Locate the string "Output" in the listing below. Copy every line where it is found.

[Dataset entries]
** Start **

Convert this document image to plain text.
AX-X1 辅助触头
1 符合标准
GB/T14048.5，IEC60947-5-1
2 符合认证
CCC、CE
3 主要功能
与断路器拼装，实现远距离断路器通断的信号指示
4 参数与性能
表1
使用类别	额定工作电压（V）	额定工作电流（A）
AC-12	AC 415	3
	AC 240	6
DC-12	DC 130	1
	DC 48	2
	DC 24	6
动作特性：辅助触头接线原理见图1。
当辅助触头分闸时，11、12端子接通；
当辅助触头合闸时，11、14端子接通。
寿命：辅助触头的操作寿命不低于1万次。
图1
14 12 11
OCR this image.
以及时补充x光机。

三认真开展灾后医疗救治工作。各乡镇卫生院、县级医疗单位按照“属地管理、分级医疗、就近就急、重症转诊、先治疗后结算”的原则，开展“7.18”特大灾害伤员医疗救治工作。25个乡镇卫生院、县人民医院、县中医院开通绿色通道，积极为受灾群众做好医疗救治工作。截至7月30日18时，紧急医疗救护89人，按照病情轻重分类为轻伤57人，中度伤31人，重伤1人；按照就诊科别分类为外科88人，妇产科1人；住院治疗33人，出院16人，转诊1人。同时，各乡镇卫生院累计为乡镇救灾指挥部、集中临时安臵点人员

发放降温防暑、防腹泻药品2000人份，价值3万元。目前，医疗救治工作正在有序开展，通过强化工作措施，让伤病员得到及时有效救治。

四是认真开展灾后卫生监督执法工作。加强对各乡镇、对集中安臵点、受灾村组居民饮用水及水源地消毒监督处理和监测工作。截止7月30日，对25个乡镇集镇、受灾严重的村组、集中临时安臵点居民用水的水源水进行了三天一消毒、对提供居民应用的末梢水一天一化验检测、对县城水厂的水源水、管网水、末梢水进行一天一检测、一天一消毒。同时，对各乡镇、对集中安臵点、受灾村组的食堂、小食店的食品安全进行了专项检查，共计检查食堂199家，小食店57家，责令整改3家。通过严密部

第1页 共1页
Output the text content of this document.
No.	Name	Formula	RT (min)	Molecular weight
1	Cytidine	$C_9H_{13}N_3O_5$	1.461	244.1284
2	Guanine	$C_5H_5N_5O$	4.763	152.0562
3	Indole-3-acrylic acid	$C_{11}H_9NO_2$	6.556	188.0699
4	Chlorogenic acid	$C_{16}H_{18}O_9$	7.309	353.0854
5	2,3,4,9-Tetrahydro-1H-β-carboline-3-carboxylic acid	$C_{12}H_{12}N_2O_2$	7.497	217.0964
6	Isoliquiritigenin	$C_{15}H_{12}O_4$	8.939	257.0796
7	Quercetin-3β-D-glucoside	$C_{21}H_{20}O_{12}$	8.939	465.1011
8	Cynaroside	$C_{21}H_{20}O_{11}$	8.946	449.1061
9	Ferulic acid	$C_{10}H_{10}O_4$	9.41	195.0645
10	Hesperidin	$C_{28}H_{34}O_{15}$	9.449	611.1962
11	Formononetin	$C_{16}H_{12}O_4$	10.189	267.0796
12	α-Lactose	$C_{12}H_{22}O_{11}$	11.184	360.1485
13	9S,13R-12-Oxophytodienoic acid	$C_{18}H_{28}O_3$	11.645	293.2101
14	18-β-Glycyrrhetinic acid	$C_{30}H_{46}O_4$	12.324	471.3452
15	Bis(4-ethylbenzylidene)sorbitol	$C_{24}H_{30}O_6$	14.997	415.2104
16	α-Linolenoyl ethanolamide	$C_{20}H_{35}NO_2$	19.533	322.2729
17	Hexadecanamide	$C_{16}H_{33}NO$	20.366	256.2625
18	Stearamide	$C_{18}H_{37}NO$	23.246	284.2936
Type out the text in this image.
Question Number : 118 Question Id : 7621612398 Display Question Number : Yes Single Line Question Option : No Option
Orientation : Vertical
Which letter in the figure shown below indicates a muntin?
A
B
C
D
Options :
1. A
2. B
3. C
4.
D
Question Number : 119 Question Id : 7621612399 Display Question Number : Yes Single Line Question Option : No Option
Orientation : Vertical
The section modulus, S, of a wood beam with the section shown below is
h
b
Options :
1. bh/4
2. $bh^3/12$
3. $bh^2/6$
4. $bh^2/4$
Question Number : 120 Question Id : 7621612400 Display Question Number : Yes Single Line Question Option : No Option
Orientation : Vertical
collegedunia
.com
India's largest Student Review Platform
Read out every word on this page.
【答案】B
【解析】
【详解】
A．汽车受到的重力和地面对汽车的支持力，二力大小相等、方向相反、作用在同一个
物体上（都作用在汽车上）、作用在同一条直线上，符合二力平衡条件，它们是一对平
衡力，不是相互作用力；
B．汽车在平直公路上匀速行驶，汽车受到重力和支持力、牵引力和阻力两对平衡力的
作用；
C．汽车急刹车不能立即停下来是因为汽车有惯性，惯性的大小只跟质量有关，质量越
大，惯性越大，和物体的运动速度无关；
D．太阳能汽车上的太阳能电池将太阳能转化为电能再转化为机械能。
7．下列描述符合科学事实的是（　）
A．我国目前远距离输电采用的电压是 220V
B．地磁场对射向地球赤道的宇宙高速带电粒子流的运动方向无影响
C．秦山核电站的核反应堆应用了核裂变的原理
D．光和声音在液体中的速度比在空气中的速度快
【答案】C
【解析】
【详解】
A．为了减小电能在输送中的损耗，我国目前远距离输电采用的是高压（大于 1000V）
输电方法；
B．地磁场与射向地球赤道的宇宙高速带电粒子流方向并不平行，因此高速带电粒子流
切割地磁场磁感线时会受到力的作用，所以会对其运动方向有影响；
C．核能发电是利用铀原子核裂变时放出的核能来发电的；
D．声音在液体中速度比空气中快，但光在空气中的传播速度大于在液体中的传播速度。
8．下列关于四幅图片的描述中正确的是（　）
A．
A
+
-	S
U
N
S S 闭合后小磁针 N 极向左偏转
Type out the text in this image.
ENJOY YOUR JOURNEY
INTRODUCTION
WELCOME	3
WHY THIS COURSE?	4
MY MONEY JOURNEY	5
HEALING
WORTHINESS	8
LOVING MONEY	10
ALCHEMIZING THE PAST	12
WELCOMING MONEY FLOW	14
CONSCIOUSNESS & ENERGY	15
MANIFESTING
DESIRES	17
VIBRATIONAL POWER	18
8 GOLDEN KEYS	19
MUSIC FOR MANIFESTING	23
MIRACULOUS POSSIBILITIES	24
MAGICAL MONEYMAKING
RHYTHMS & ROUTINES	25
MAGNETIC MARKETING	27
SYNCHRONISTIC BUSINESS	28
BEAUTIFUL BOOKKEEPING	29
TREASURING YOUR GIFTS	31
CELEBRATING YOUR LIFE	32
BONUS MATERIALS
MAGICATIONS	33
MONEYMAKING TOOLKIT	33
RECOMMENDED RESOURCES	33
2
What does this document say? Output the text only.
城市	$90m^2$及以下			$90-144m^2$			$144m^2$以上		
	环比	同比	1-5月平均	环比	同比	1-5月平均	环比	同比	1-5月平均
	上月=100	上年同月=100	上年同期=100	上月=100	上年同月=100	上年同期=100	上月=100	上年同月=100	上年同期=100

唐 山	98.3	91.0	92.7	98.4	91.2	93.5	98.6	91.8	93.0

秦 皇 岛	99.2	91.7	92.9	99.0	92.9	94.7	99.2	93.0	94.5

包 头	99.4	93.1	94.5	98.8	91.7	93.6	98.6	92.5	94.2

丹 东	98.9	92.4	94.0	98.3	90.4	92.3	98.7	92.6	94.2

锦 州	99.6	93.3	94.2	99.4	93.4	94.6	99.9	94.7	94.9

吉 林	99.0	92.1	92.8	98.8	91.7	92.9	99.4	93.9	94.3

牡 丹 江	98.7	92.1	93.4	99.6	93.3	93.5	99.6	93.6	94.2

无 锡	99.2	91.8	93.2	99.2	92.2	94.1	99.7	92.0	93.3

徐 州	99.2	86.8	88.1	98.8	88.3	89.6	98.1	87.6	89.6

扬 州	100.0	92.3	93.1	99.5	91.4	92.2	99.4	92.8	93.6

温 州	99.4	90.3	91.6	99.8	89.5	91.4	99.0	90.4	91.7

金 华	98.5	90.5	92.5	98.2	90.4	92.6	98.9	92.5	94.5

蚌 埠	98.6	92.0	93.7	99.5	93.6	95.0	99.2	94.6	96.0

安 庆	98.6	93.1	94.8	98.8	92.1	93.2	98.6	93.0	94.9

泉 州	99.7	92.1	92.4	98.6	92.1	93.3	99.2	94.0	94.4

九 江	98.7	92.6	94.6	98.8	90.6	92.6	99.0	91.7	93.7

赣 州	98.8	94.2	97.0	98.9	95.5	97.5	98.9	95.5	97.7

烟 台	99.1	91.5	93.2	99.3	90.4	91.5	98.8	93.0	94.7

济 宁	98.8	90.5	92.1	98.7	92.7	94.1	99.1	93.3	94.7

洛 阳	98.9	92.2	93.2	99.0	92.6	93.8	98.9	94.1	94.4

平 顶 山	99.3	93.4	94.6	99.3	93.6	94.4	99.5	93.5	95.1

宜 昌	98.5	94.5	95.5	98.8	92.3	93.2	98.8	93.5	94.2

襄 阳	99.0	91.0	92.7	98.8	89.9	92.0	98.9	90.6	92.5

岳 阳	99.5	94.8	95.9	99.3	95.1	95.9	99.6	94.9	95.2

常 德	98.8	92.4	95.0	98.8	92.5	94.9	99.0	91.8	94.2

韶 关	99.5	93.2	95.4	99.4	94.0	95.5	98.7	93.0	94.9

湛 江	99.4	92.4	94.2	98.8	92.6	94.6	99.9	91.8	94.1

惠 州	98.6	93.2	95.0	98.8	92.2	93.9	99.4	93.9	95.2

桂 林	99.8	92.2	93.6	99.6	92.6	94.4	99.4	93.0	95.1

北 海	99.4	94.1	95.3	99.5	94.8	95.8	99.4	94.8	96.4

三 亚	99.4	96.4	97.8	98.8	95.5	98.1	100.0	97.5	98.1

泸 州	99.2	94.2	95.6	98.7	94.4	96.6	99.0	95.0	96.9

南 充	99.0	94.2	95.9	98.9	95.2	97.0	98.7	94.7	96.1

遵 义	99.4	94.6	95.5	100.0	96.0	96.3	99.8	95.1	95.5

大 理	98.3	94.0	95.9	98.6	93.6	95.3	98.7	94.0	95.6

** End **

◆ **RIGHT ANSWER**:
Output the text content of this document.
What does this document say? Output the text only.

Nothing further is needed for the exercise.